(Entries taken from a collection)
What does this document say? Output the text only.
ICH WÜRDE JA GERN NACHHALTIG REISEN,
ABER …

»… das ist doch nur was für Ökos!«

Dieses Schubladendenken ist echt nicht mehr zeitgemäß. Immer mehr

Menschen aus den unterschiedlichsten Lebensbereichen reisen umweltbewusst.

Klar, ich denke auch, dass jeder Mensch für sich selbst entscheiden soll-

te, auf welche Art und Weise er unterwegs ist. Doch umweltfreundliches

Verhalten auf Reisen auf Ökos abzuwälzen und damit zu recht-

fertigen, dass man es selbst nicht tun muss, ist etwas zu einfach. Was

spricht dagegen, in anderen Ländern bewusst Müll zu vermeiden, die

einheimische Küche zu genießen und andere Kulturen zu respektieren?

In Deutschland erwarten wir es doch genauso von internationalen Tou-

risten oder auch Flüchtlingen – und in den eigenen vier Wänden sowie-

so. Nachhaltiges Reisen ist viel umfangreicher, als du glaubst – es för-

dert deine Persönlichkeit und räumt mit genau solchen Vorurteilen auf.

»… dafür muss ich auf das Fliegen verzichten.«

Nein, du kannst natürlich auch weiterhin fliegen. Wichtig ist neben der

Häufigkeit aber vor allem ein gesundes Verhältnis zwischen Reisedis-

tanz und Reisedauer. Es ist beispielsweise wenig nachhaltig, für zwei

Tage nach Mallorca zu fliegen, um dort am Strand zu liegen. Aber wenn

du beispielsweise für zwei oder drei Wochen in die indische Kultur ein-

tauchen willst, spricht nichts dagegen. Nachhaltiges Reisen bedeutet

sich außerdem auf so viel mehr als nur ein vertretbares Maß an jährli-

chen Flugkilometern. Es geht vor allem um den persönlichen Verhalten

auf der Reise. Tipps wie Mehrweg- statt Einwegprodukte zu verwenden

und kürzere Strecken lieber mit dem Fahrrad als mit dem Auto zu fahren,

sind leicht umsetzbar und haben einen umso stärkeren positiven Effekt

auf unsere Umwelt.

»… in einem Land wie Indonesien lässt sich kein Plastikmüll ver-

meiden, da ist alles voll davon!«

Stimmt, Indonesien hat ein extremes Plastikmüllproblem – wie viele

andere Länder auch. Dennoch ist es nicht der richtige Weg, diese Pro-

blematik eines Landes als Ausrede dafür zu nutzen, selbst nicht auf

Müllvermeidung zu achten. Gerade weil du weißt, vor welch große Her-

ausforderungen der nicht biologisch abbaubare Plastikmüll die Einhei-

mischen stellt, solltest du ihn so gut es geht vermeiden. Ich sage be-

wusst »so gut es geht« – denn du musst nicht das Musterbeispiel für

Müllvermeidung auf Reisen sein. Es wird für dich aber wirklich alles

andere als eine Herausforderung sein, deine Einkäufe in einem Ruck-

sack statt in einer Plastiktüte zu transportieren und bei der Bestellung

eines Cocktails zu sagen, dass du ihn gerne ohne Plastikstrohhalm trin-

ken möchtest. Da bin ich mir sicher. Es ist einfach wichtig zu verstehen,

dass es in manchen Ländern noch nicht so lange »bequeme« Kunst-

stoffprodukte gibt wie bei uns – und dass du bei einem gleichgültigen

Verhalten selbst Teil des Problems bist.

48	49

What you should do: Within the entries above, report how many lines include "vermeiden", and keep the answer to the number.

Answer below: 2